Instructions for the task
Please reproduce every item below word for word, leaving out the pictures.

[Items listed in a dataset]
______

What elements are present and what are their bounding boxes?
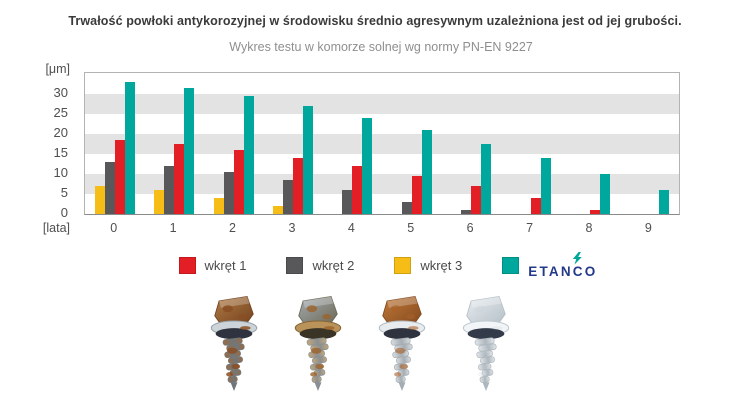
x-tick-label: 0 xyxy=(110,221,118,235)
bars xyxy=(570,174,610,214)
bars xyxy=(392,130,432,214)
legend-item-wkret-3: wkręt 3 xyxy=(394,256,463,274)
legend-label: wkręt 2 xyxy=(312,257,355,273)
bar-wkręt-3-year-1 xyxy=(154,190,165,214)
bars xyxy=(213,96,254,214)
legend-label: wkręt 1 xyxy=(204,257,247,273)
bar-wkręt-3-year-0 xyxy=(94,186,105,214)
bar-group-year-0 xyxy=(85,73,144,214)
bar-wkręt-2-year-1 xyxy=(164,166,175,214)
bar-wkręt-1-year-0 xyxy=(114,140,125,214)
x-tick-label: 4 xyxy=(347,221,355,235)
bar-group-year-9 xyxy=(620,73,679,214)
grid-stripe xyxy=(85,134,679,154)
legend-item-wkret-1: wkręt 1 xyxy=(178,256,247,274)
x-tick-label: 5 xyxy=(407,221,415,235)
screw-photos xyxy=(0,288,720,396)
bar-wkręt-1-year-3 xyxy=(292,158,303,214)
bar-wkręt-2-year-4 xyxy=(342,190,353,214)
bar-wkręt-3-year-3 xyxy=(272,206,283,214)
bars xyxy=(94,82,135,214)
bars xyxy=(332,118,373,214)
bar-wkręt-2-year-2 xyxy=(223,172,234,214)
bar-wkręt-1-year-2 xyxy=(233,150,244,214)
bar-wkręt-1-year-5 xyxy=(411,176,422,214)
bar-group-year-7 xyxy=(501,73,560,214)
bar-wkręt-1-year-7 xyxy=(530,198,541,214)
bar-wkręt-1-year-1 xyxy=(174,144,185,214)
x-tick-label: 1 xyxy=(169,221,177,235)
lightning-bolt-icon xyxy=(573,252,583,265)
bar-etanco-year-1 xyxy=(184,88,195,214)
bar-wkręt-2-year-6 xyxy=(461,210,472,214)
bar-group-year-5 xyxy=(382,73,441,214)
legend-swatch-red xyxy=(178,256,196,274)
x-tick-label: 8 xyxy=(585,221,593,235)
bar-wkręt-1-year-8 xyxy=(589,210,600,214)
bars xyxy=(629,190,670,214)
bar-group-year-1 xyxy=(144,73,203,214)
y-tick-label: 5 xyxy=(60,185,68,200)
bar-groups xyxy=(85,73,679,214)
x-tick-label: 7 xyxy=(526,221,534,235)
bar-etanco-year-4 xyxy=(362,118,373,214)
bar-group-year-4 xyxy=(323,73,382,214)
bar-etanco-year-3 xyxy=(302,106,313,214)
screw-heavily-corroded-photo xyxy=(210,296,258,391)
brand-name: ETANCO xyxy=(528,264,598,279)
bars xyxy=(451,144,492,214)
x-tick-label: 3 xyxy=(288,221,296,235)
screw-intact-photo xyxy=(462,296,510,391)
legend-item-etanco: ETANCO xyxy=(502,252,597,279)
bar-wkręt-2-year-0 xyxy=(104,162,115,214)
y-tick-label: 0 xyxy=(60,205,68,220)
bar-etanco-year-2 xyxy=(243,96,254,214)
bars xyxy=(272,106,313,214)
legend-swatch-teal xyxy=(502,256,520,274)
bar-etanco-year-7 xyxy=(540,158,551,214)
x-axis: 0 1 2 3 4 5 6 7 8 9 xyxy=(84,221,678,235)
legend-swatch-gray xyxy=(286,256,304,274)
etanco-logo: ETANCO xyxy=(528,252,597,279)
bar-etanco-year-8 xyxy=(599,174,610,214)
bar-wkręt-1-year-6 xyxy=(471,186,482,214)
x-tick-label: 9 xyxy=(644,221,652,235)
legend: wkręt 1 wkręt 2 wkręt 3 ETANCO xyxy=(0,252,750,279)
x-tick-label: 2 xyxy=(229,221,236,235)
bar-group-year-6 xyxy=(441,73,500,214)
y-axis-unit-label: [μm] xyxy=(45,62,70,76)
x-tick-label: 6 xyxy=(466,221,474,235)
bar-group-year-8 xyxy=(560,73,619,214)
screw-partially-corroded-photo xyxy=(378,296,426,391)
bar-wkręt-2-year-5 xyxy=(401,202,412,214)
legend-swatch-yellow xyxy=(394,256,412,274)
legend-item-wkret-2: wkręt 2 xyxy=(286,256,355,274)
x-axis-unit-label: [lata] xyxy=(42,221,70,235)
bar-etanco-year-5 xyxy=(421,130,432,214)
y-tick-label: 15 xyxy=(53,145,68,160)
bar-group-year-3 xyxy=(263,73,322,214)
bars xyxy=(511,158,551,214)
bar-etanco-year-0 xyxy=(124,82,135,214)
bar-group-year-2 xyxy=(204,73,263,214)
screw-corroded-photo xyxy=(294,296,342,391)
y-tick-label: 30 xyxy=(53,85,68,100)
plot-area xyxy=(84,72,680,215)
grid-stripe xyxy=(85,94,679,114)
bar-etanco-year-6 xyxy=(481,144,492,214)
bar-wkręt-3-year-2 xyxy=(213,198,224,214)
chart-title: Trwałość powłoki antykorozyjnej w środow… xyxy=(68,14,682,28)
y-tick-label: 20 xyxy=(53,125,68,140)
y-tick-label: 25 xyxy=(53,105,68,120)
bar-wkręt-2-year-3 xyxy=(282,180,293,214)
y-axis: 0 5 10 15 20 25 30 xyxy=(0,72,74,220)
legend-label: wkręt 3 xyxy=(420,257,463,273)
bars xyxy=(154,88,195,214)
chart-subtitle: Wykres testu w komorze solnej wg normy P… xyxy=(229,40,533,54)
bar-etanco-year-9 xyxy=(659,190,670,214)
bar-wkręt-1-year-4 xyxy=(352,166,363,214)
y-tick-label: 10 xyxy=(53,165,68,180)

______

Answer to this problem
What elements are present and what are their bounding boxes?
x-tick-label: 0 xyxy=(110,221,118,235)
bars xyxy=(570,174,610,214)
bars xyxy=(392,130,432,214)
legend-item-wkret-3: wkręt 3 xyxy=(394,256,463,274)
legend-label: wkręt 2 xyxy=(312,257,355,273)
bar-wkręt-3-year-1 xyxy=(154,190,165,214)
bars xyxy=(213,96,254,214)
legend-label: wkręt 1 xyxy=(204,257,247,273)
bar-wkręt-3-year-0 xyxy=(94,186,105,214)
bar-group-year-0 xyxy=(85,73,144,214)
bar-wkręt-2-year-1 xyxy=(164,166,175,214)
bar-wkręt-1-year-0 xyxy=(114,140,125,214)
x-tick-label: 4 xyxy=(347,221,355,235)
bar-group-year-9 xyxy=(620,73,679,214)
grid-stripe xyxy=(85,134,679,154)
legend-item-wkret-1: wkręt 1 xyxy=(178,256,247,274)
x-tick-label: 5 xyxy=(407,221,415,235)
screw-photos xyxy=(0,288,720,396)
bar-wkręt-1-year-3 xyxy=(292,158,303,214)
bar-wkręt-2-year-4 xyxy=(342,190,353,214)
bar-wkręt-3-year-3 xyxy=(272,206,283,214)
bars xyxy=(94,82,135,214)
bars xyxy=(332,118,373,214)
bar-wkręt-2-year-2 xyxy=(223,172,234,214)
bar-wkręt-1-year-2 xyxy=(233,150,244,214)
bar-wkręt-1-year-5 xyxy=(411,176,422,214)
bar-group-year-7 xyxy=(501,73,560,214)
bar-wkręt-1-year-7 xyxy=(530,198,541,214)
bar-wkręt-1-year-1 xyxy=(174,144,185,214)
x-tick-label: 1 xyxy=(169,221,177,235)
lightning-bolt-icon xyxy=(573,252,583,265)
bar-etanco-year-1 xyxy=(184,88,195,214)
bar-wkręt-2-year-6 xyxy=(461,210,472,214)
bar-group-year-5 xyxy=(382,73,441,214)
legend-swatch-red xyxy=(178,256,196,274)
x-tick-label: 8 xyxy=(585,221,593,235)
bar-wkręt-1-year-8 xyxy=(589,210,600,214)
bars xyxy=(629,190,670,214)
bar-group-year-1 xyxy=(144,73,203,214)
y-tick-label: 5 xyxy=(60,185,68,200)
bar-groups xyxy=(85,73,679,214)
x-tick-label: 7 xyxy=(526,221,534,235)
bar-etanco-year-4 xyxy=(362,118,373,214)
bar-group-year-4 xyxy=(323,73,382,214)
bar-etanco-year-3 xyxy=(302,106,313,214)
screw-heavily-corroded-photo xyxy=(210,296,258,391)
brand-name: ETANCO xyxy=(528,264,598,279)
bars xyxy=(451,144,492,214)
x-tick-label: 3 xyxy=(288,221,296,235)
screw-intact-photo xyxy=(462,296,510,391)
legend-item-etanco: ETANCO xyxy=(502,252,597,279)
bar-wkręt-2-year-0 xyxy=(104,162,115,214)
y-tick-label: 0 xyxy=(60,205,68,220)
bar-etanco-year-2 xyxy=(243,96,254,214)
bars xyxy=(272,106,313,214)
legend-swatch-teal xyxy=(502,256,520,274)
bar-etanco-year-7 xyxy=(540,158,551,214)
x-axis: 0 1 2 3 4 5 6 7 8 9 xyxy=(84,221,678,235)
legend-swatch-gray xyxy=(286,256,304,274)
etanco-logo: ETANCO xyxy=(528,252,597,279)
bar-etanco-year-8 xyxy=(599,174,610,214)
bar-wkręt-1-year-6 xyxy=(471,186,482,214)
x-tick-label: 9 xyxy=(644,221,652,235)
legend: wkręt 1 wkręt 2 wkręt 3 ETANCO xyxy=(0,252,750,279)
x-tick-label: 2 xyxy=(229,221,236,235)
bar-group-year-6 xyxy=(441,73,500,214)
y-axis-unit-label: [μm] xyxy=(45,62,70,76)
x-tick-label: 6 xyxy=(466,221,474,235)
bar-group-year-8 xyxy=(560,73,619,214)
screw-partially-corroded-photo xyxy=(378,296,426,391)
bar-wkręt-2-year-5 xyxy=(401,202,412,214)
legend-swatch-yellow xyxy=(394,256,412,274)
legend-item-wkret-2: wkręt 2 xyxy=(286,256,355,274)
x-axis-unit-label: [lata] xyxy=(42,221,70,235)
bar-etanco-year-5 xyxy=(421,130,432,214)
y-tick-label: 15 xyxy=(53,145,68,160)
bar-group-year-3 xyxy=(263,73,322,214)
bars xyxy=(511,158,551,214)
bar-etanco-year-0 xyxy=(124,82,135,214)
bar-group-year-2 xyxy=(204,73,263,214)
screw-corroded-photo xyxy=(294,296,342,391)
y-tick-label: 30 xyxy=(53,85,68,100)
plot-area xyxy=(84,72,680,215)
grid-stripe xyxy=(85,94,679,114)
bar-etanco-year-6 xyxy=(481,144,492,214)
bar-wkręt-3-year-2 xyxy=(213,198,224,214)
chart-title: Trwałość powłoki antykorozyjnej w środow… xyxy=(68,14,682,28)
y-tick-label: 20 xyxy=(53,125,68,140)
y-tick-label: 25 xyxy=(53,105,68,120)
bar-wkręt-2-year-3 xyxy=(282,180,293,214)
y-axis: 0 5 10 15 20 25 30 xyxy=(0,72,74,220)
legend-label: wkręt 3 xyxy=(420,257,463,273)
bars xyxy=(154,88,195,214)
chart-subtitle: Wykres testu w komorze solnej wg normy P… xyxy=(229,40,533,54)
bar-etanco-year-9 xyxy=(659,190,670,214)
bar-wkręt-1-year-4 xyxy=(352,166,363,214)
y-tick-label: 10 xyxy=(53,165,68,180)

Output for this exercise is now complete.